__Task goal__: Put each of the lines below into a Markdown table with the columns "Row" and "Line," numbering the rows and skipping any blank lines. Leave the pictures out of the table.

(Collected data entries)
§ §
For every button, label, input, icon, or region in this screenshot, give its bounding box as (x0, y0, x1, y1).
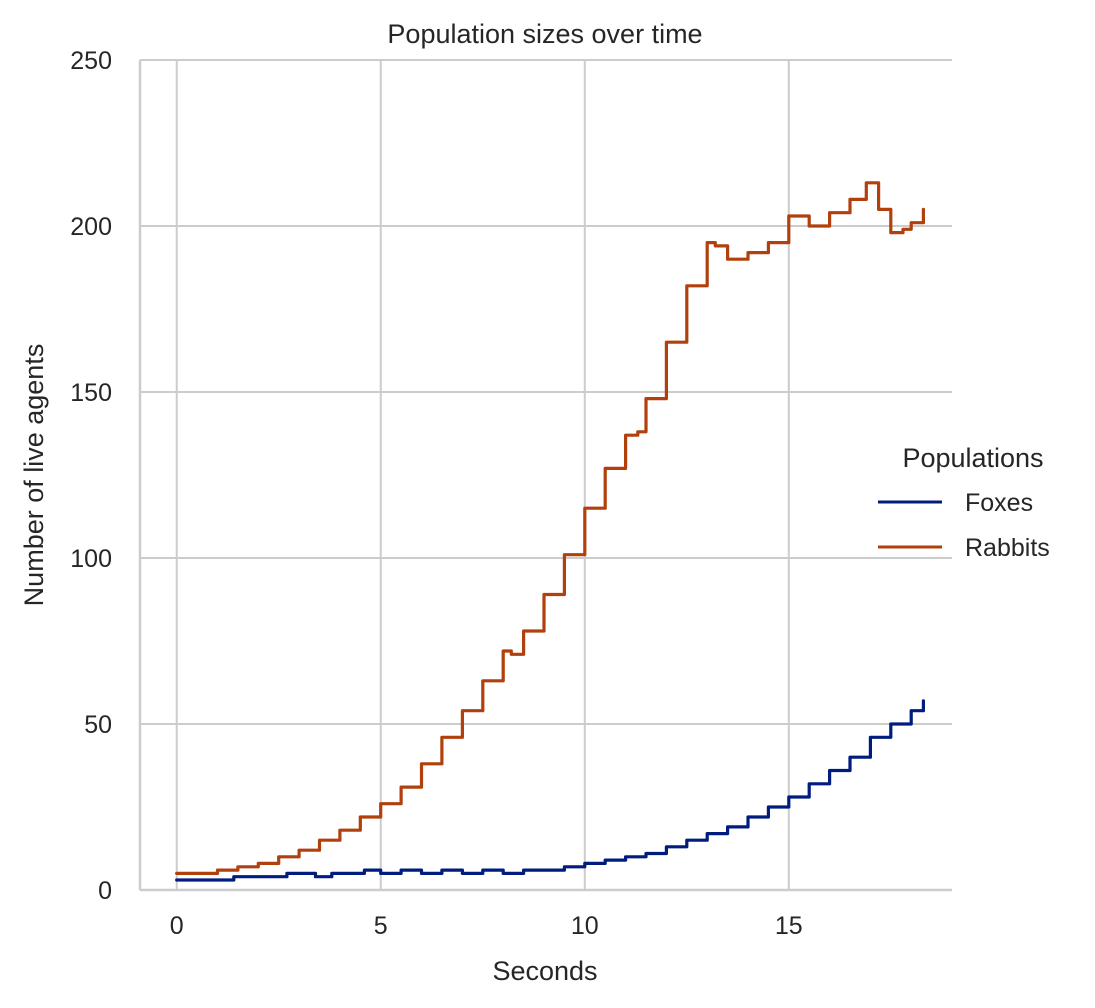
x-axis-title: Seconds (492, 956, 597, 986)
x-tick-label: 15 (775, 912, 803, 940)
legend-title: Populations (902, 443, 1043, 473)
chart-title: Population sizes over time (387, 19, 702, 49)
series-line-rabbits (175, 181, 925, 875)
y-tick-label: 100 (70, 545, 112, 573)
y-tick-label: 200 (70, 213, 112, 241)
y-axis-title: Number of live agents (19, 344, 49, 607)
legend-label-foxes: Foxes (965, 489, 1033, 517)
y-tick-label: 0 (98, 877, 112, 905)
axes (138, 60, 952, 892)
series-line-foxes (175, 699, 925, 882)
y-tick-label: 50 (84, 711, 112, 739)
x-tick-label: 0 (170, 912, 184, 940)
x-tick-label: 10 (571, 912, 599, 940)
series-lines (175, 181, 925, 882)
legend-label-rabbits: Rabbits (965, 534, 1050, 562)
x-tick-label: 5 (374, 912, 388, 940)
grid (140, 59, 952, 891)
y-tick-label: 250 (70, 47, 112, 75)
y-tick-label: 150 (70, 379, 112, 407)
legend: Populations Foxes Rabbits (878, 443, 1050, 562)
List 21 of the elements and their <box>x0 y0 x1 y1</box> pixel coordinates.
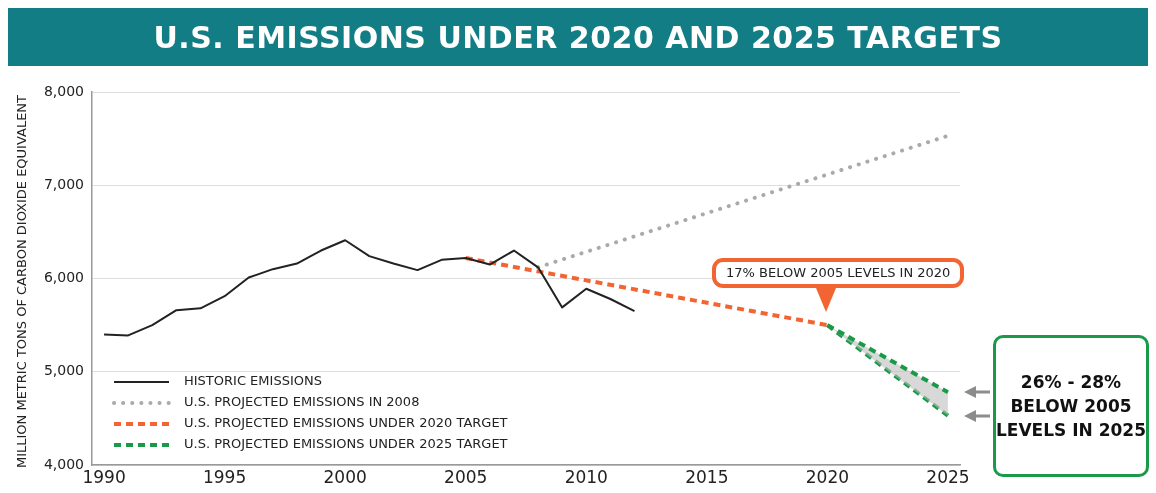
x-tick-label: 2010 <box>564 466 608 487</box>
§ §
__Written solution__:
| Row | Line |
|---|---|
| 1 | For every button, label, input, icon, or region in this screenshot, give its bounding box as (x0, y0, x1, y1). |
| 2 | x-axis-title: Seconds (492, 956, 597, 986) |
| 3 | x-tick-label: 15 (775, 912, 803, 940) |
| 4 | legend-title: Populations (902, 443, 1043, 473) |
| 5 | chart-title: Population sizes over time (387, 19, 702, 49) |
| 6 | series-line-rabbits (175, 181, 925, 875) |
| 7 | y-tick-label: 100 (70, 545, 112, 573) |
| 8 | y-tick-label: 200 (70, 213, 112, 241) |
| 9 | y-axis-title: Number of live agents (19, 344, 49, 607) |
| 10 | legend-label-foxes: Foxes (965, 489, 1033, 517) |
| 11 | y-tick-label: 0 (98, 877, 112, 905) |
| 12 | axes (138, 60, 952, 892) |
| 13 | series-line-foxes (175, 699, 925, 882) |
| 14 | y-tick-label: 50 (84, 711, 112, 739) |
| 15 | x-tick-label: 0 (170, 912, 184, 940) |
| 16 | x-tick-label: 10 (571, 912, 599, 940) |
| 17 | series-lines (175, 181, 925, 882) |
| 18 | legend-label-rabbits: Rabbits (965, 534, 1050, 562) |
| 19 | x-tick-label: 5 (374, 912, 388, 940) |
| 20 | grid (140, 59, 952, 891) |
| 21 | y-tick-label: 250 (70, 47, 112, 75) |
| 22 | y-tick-label: 150 (70, 379, 112, 407) |
| 23 | legend: Populations Foxes Rabbits (878, 443, 1050, 562) |
| 24 | List 21 of the elements and their <box>x0 y0 x1 y1</box> pixel coordinates. |
| 25 | x-tick-label: 2010 <box>564 466 608 487</box> |